3 Reasons to Sell BB&T
With the end of the year drawing to a close, many investors are reevaluating the stocks they hold -- and if BB&T is in your portfolio it may be time to cash out.
BB&T is lumped into a class of super-regional banks that aren't nearly as massive as the megabanks, but certainly still have a broad reach across the areas in which they operate. Headquartered in Winston-Salem, N.C., BB&T operates principally in North Carolina, South Carolina, Virginia, Georgia, and Florida, and more than 80% of its deposits are in those states.
It trails only Bank of America and Wells Fargo for market share, narrowly edging SunTrust to hold on to third place in those five states:
Bank of America
Although BB&T has shown it can compete with the big banks and best the smaller ones when it comes to market presence, there are still three key reasons why you should consider selling this stock.
1. It's wasting money
The efficiency ratio is a key measure to gauge how well the bank is spending its money. It's a measure of the cost required to generate each dollar of revenue. The lower that number the better. Yet over the last few quarters, BB&T has watched its ratio move higher while its competitors and regional bank peers have seen theirs move in the right direction.

....

» **What is being asked**
Write out the passage of the BB&T article verbatim, starting at "3 Reasons to" and ending at "selling this stock.".

....

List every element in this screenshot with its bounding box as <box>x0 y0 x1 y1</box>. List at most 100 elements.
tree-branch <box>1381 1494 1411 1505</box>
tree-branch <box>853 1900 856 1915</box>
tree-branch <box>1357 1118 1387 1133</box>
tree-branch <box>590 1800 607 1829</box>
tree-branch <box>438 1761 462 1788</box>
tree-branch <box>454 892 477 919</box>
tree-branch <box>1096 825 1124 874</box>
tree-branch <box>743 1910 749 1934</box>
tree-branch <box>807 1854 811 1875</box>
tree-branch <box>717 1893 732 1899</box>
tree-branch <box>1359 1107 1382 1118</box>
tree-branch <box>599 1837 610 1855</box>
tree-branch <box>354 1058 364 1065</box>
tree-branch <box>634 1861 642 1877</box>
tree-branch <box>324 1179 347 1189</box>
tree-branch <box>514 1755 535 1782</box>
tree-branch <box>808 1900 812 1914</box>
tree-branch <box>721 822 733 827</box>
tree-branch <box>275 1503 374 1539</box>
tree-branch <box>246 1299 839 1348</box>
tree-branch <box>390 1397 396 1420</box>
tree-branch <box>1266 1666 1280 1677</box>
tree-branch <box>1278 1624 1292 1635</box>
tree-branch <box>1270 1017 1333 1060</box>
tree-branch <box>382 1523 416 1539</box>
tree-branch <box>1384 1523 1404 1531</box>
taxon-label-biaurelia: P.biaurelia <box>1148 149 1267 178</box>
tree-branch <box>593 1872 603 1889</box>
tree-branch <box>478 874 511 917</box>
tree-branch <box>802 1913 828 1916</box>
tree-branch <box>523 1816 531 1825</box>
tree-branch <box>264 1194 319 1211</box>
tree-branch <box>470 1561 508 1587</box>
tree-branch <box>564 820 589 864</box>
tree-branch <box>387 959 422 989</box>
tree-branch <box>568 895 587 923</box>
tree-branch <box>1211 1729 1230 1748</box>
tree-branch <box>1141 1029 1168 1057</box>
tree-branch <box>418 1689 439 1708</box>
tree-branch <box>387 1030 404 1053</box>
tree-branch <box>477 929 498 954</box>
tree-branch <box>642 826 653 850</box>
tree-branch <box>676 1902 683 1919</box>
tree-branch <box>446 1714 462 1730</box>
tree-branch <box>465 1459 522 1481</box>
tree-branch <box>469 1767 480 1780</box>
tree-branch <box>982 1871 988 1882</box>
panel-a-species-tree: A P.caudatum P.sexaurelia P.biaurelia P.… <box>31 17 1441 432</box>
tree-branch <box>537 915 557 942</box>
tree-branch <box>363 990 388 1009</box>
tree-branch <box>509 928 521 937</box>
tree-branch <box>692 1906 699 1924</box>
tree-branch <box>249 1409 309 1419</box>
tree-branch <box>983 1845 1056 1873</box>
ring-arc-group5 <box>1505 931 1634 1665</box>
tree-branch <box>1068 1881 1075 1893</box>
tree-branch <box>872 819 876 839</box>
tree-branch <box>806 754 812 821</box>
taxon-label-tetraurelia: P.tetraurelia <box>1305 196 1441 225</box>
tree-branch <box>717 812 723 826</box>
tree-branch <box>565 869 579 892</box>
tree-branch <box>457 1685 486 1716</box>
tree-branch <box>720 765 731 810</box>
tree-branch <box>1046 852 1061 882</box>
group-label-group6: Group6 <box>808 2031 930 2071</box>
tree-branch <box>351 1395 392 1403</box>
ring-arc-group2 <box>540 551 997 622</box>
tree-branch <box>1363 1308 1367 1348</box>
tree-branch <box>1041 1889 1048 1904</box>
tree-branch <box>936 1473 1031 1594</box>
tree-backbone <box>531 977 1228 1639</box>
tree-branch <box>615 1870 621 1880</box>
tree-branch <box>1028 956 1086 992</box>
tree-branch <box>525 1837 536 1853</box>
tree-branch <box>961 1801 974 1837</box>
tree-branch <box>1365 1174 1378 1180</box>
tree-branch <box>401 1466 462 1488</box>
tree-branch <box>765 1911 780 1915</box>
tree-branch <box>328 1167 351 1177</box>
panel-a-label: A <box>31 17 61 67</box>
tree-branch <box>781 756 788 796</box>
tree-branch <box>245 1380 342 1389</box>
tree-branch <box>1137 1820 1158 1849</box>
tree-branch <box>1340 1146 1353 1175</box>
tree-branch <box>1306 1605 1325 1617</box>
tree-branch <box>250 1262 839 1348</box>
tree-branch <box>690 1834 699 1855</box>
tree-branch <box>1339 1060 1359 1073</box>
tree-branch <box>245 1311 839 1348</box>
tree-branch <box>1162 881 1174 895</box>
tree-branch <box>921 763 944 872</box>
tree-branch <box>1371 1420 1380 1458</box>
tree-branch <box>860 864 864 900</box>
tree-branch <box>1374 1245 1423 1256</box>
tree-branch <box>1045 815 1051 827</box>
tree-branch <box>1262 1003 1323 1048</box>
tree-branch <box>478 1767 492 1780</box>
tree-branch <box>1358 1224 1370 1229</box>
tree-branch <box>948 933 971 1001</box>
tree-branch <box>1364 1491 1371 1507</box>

....

» **Correct result**
3 Reasons to Sell BB&T
With the end of the year drawing to a close, many investors are reevaluating the stocks they hold -- and if BB&T is in your portfolio it may be time to cash out.
BB&T is lumped into a class of super-regional banks that aren't nearly as massive as the megabanks, but certainly still have a broad reach across the areas in which they operate. Headquartered in Winston-Salem, N.C., BB&T operates principally in North Carolina, South Carolina, Virginia, Georgia, and Florida, and more than 80% of its deposits are in those states.
It trails only Bank of America and Wells Fargo for market share, narrowly edging SunTrust to hold on to third place in those five states:
Bank of America
Although BB&T has shown it can compete with the big banks and best the smaller ones when it comes to market presence, there are still three key reasons why you should consider selling this stock.